* **DATA RECORDS**:

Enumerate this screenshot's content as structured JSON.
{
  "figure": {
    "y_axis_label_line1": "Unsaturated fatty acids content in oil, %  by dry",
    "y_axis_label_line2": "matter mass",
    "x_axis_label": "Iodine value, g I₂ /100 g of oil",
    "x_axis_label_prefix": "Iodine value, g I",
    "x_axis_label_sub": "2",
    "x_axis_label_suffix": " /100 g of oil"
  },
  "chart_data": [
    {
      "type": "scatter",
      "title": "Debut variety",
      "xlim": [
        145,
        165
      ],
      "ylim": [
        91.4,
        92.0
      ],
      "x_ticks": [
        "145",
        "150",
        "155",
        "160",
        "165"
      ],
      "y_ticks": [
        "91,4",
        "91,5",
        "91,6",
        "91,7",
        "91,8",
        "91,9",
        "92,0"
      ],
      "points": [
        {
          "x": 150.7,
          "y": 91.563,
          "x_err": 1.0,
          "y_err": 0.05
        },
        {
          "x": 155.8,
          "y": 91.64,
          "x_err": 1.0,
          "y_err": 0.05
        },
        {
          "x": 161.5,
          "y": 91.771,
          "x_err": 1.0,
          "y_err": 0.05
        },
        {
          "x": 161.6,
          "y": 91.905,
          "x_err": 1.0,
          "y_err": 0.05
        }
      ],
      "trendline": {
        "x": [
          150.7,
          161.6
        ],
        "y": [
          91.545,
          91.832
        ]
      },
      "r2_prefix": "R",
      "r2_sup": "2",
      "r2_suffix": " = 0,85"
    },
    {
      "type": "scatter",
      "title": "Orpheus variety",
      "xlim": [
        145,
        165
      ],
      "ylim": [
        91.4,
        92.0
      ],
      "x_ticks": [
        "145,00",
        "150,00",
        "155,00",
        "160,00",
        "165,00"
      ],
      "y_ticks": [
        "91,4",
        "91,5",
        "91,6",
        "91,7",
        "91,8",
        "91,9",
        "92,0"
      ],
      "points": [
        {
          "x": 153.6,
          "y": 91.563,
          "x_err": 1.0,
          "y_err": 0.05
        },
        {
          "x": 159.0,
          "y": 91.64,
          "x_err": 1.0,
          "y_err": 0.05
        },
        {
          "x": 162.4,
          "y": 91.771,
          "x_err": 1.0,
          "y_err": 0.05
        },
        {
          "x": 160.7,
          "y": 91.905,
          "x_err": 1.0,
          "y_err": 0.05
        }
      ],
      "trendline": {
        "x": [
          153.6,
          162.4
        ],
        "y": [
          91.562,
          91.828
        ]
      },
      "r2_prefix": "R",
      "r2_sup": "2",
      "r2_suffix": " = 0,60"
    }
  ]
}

* **EXERCISE**: All lines in the data that contain the word "title" should be copied.

* **FINISHED EXERCISE**:
      "title": "Debut variety",
      "title": "Orpheus variety",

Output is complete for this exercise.